■ **AIM**: Restate every line of the material, word for word.

Excerpt from a dataset:
* begin *

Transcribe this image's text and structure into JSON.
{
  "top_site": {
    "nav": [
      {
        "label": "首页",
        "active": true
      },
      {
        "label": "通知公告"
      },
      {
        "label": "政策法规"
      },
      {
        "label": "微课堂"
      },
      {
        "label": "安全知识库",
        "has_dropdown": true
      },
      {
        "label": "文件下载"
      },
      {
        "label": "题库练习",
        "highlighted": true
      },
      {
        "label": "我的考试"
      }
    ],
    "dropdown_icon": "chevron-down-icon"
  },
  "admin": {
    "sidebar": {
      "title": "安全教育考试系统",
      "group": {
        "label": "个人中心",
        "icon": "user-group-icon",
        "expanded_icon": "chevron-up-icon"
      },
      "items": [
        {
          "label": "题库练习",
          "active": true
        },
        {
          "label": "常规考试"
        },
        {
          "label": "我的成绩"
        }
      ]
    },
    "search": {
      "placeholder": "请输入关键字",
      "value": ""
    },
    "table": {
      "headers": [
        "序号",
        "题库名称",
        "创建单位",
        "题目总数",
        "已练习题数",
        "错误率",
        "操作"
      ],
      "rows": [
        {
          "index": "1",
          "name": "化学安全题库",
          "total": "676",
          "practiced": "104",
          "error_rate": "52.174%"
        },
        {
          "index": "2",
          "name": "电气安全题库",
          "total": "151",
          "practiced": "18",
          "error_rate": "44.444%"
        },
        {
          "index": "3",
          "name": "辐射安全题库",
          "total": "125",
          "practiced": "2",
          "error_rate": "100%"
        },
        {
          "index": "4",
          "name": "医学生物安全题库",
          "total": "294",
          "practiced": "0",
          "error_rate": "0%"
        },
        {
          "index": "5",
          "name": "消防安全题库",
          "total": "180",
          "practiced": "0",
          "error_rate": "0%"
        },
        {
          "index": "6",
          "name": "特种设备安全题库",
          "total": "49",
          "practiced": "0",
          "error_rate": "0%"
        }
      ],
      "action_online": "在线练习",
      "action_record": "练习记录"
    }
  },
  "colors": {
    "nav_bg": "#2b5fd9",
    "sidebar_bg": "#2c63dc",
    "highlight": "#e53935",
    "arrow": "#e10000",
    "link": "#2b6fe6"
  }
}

* end *

■ **FINISHED EXERCISE**:
Transcribe this image's text and structure into JSON.
{
  "top_site": {
    "nav": [
      {
        "label": "首页",
        "active": true
      },
      {
        "label": "通知公告"
      },
      {
        "label": "政策法规"
      },
      {
        "label": "微课堂"
      },
      {
        "label": "安全知识库",
        "has_dropdown": true
      },
      {
        "label": "文件下载"
      },
      {
        "label": "题库练习",
        "highlighted": true
      },
      {
        "label": "我的考试"
      }
    ],
    "dropdown_icon": "chevron-down-icon"
  },
  "admin": {
    "sidebar": {
      "title": "安全教育考试系统",
      "group": {
        "label": "个人中心",
        "icon": "user-group-icon",
        "expanded_icon": "chevron-up-icon"
      },
      "items": [
        {
          "label": "题库练习",
          "active": true
        },
        {
          "label": "常规考试"
        },
        {
          "label": "我的成绩"
        }
      ]
    },
    "search": {
      "placeholder": "请输入关键字",
      "value": ""
    },
    "table": {
      "headers": [
        "序号",
        "题库名称",
        "创建单位",
        "题目总数",
        "已练习题数",
        "错误率",
        "操作"
      ],
      "rows": [
        {
          "index": "1",
          "name": "化学安全题库",
          "total": "676",
          "practiced": "104",
          "error_rate": "52.174%"
        },
        {
          "index": "2",
          "name": "电气安全题库",
          "total": "151",
          "practiced": "18",
          "error_rate": "44.444%"
        },
        {
          "index": "3",
          "name": "辐射安全题库",
          "total": "125",
          "practiced": "2",
          "error_rate": "100%"
        },
        {
          "index": "4",
          "name": "医学生物安全题库",
          "total": "294",
          "practiced": "0",
          "error_rate": "0%"
        },
        {
          "index": "5",
          "name": "消防安全题库",
          "total": "180",
          "practiced": "0",
          "error_rate": "0%"
        },
        {
          "index": "6",
          "name": "特种设备安全题库",
          "total": "49",
          "practiced": "0",
          "error_rate": "0%"
        }
      ],
      "action_online": "在线练习",
      "action_record": "练习记录"
    }
  },
  "colors": {
    "nav_bg": "#2b5fd9",
    "sidebar_bg": "#2c63dc",
    "highlight": "#e53935",
    "arrow": "#e10000",
    "link": "#2b6fe6"
  }
}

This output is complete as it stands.